═════ TEXT SHOWN
When I was 36 I began to have excruciating pelvic pain. It was not just during my monthly cycles, but all month long. It was making me physically ill in many ways. My hair was falling out, large amounts at a time. I was having to take several naps each day just to make it through. I would nod off while driving (that was scary!), to the point where I stopped driving all together as much as possible.
After several months of suffering with this while I prayed for God's guidance and healing, I finally found help for my problem through an out-of-state specialist. I truly believed that God had led me to this specialist and trusted that he could help me feel better and be able to function again. I told the specialist that I very much wanted to keep my uterus no matter what. I was still young and didn't know how it would affect me to have it removed at that point in my life. However, due to the high amount of trust I had in this doctor and in the Lord directing my path, I agreed to leave the final decision up to him during surgery. If my uterus seemed to be in such bad shape that he thought it best to remove it, I would agree to it. But I continued to stress to him that I really wanted it saved, if at all possible. I honestly thought it would not need to be removed and that the symptoms I was experiencing were caused by issues I have had flare up from time to time for many years. When I woke up after the surgery--still in the recovery room, the first thing I asked was, "Was he able to save my uterus?" The nurses said that no, the doctor needed to remove it. I felt like I had emotionally been hit by a truck. I was filled with anguish. How could this have happened to me? It was so hard for me to grasp. I just sobbed my heart out right there in post-op!
The hormonal changes I initially went through were intense to say the least. I felt like I would imagine women feel like when they go through menopause and I still had my ovaries! I was told that most of the hormones are in the ovaries and that my hormones would be fine after the hysterectomy. They definitely did balance out over time, but that first year was very difficult.
I spent the next several years vascilating between living in denial about the hysterectomy and weeping and mourning over the loss of it. My stomach would feel sick and I would feel a deep sense of loss just thinking about it. I found it easiest to function when in my heart I denied it. I just simply pretended like I still had my uterus, so I did not have to feel the emotional emptiness I felt whenever I remembered it had been removed and I no longer had the possibility of ever giving birth to another child. Physically, after my initial recovery which was a long 6 weeks, I feel great. I was able to care for my family like I had wanted to before but hadn't been able to do. I had more energy, could drive again, no longer needed to take naps and my hair stopped falling out! So, in my heart I knew the surgery was necessary, but I just could not get past the emotional side of it.
Fast forward to 2018. I had a teacher in a class I was taking speak about the benefit of talking to our body parts before they need to be removed. Saying something like, "You've served me well, but now you're not functioning properly so you must go". It was kind of funny-sounding to me at the time, but then I had this thought flood over me that maybe it would help me actually deal with and move past my hysterectomy to "make peace with my uterus". Even to say that sounds funny to me. But what did I have to lose? After the class was over, in the quietness of my car driving home, I spoke to my uterus, thanked it for serving me so well in housing and nourishing 3 of my babies over the years. I wept for the loss of it. After that, I felt an overwhelming peace flood my heart. I have truly "made peace with my uterus".
══════════
═════ GIVEN DATA
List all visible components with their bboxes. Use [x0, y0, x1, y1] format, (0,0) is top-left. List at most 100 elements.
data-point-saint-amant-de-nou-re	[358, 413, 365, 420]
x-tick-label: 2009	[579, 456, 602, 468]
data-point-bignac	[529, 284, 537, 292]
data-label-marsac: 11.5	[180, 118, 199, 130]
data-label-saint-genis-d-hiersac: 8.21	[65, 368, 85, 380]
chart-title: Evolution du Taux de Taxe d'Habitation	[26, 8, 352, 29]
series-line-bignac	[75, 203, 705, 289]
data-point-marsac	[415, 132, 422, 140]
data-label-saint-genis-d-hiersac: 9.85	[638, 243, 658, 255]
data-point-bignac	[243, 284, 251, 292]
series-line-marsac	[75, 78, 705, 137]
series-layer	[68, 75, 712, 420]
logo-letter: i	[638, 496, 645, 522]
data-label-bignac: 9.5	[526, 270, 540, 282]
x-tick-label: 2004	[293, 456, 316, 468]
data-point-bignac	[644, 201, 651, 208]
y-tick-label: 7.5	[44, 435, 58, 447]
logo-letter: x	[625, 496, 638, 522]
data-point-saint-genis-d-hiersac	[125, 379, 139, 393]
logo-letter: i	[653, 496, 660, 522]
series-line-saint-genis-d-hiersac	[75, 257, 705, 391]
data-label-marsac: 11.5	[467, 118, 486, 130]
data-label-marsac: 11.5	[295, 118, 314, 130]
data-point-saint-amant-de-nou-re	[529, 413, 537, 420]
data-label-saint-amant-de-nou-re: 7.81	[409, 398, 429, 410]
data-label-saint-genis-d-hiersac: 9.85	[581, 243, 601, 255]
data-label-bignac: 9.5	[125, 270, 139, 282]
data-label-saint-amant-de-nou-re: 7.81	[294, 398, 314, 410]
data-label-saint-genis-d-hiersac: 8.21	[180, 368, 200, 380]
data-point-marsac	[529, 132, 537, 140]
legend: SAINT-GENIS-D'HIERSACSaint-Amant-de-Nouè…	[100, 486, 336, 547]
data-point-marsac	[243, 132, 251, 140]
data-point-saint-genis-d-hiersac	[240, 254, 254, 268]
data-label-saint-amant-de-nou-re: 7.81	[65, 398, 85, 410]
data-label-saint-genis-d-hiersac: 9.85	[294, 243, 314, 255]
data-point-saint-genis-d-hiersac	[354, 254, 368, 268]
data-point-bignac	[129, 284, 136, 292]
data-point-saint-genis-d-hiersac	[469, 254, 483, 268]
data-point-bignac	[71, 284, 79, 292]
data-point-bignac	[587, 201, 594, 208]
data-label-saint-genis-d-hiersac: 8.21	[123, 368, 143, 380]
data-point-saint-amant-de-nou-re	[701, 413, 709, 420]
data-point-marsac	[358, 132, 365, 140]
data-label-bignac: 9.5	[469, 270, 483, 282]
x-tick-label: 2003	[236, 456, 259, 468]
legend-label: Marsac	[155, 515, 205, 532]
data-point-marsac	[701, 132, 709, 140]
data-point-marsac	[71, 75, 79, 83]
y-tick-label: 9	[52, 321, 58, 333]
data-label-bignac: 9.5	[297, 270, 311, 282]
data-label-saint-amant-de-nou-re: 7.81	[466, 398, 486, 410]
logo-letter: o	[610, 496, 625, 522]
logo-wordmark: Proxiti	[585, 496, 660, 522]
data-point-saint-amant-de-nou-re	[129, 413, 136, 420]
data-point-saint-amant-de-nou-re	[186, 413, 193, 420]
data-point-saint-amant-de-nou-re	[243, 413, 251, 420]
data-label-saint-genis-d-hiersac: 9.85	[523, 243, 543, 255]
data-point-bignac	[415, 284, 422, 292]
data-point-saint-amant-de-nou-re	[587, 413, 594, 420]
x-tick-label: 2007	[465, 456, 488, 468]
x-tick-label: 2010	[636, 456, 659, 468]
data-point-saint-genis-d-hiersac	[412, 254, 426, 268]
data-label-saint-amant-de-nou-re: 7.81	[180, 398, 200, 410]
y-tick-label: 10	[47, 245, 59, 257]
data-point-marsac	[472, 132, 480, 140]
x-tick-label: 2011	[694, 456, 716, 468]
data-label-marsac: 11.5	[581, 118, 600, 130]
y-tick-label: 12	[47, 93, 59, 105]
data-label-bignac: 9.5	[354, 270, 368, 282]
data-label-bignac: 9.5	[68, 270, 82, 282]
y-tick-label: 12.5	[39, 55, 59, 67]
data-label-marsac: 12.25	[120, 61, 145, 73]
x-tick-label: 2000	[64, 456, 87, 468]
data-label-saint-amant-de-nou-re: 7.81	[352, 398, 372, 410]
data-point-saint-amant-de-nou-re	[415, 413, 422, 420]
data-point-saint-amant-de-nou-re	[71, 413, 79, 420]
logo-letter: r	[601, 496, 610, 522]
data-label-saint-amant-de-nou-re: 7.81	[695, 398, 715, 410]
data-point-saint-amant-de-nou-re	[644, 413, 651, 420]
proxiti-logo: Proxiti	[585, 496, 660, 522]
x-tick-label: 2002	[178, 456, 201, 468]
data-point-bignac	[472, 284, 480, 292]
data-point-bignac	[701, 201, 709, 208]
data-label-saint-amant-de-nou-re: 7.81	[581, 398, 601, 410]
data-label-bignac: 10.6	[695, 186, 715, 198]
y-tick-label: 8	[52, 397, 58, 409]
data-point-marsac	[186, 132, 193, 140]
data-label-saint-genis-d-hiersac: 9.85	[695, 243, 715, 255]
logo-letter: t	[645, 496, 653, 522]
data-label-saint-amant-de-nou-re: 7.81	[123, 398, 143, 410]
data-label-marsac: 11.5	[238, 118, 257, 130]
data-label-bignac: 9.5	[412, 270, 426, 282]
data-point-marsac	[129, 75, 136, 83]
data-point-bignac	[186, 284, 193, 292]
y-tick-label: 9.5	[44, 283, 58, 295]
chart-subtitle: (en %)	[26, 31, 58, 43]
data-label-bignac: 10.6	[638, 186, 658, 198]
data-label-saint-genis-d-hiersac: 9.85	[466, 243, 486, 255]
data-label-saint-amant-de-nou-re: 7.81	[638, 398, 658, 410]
══════════
- **INSTRUCTIONS TO FOLLOW**
Print the part of the hysterectomy account starting with "When I was 36" and going on through "much as possible.", word for word. The data is not needed for what follows.

- **SOLVED PROBLEM**
When I was 36 I began to have excruciating pelvic pain. It was not just during my monthly cycles, but all month long. It was making me physically ill in many ways. My hair was falling out, large amounts at a time. I was having to take several naps each day just to make it through. I would nod off while driving (that was scary!), to the point where I stopped driving all together as much as possible.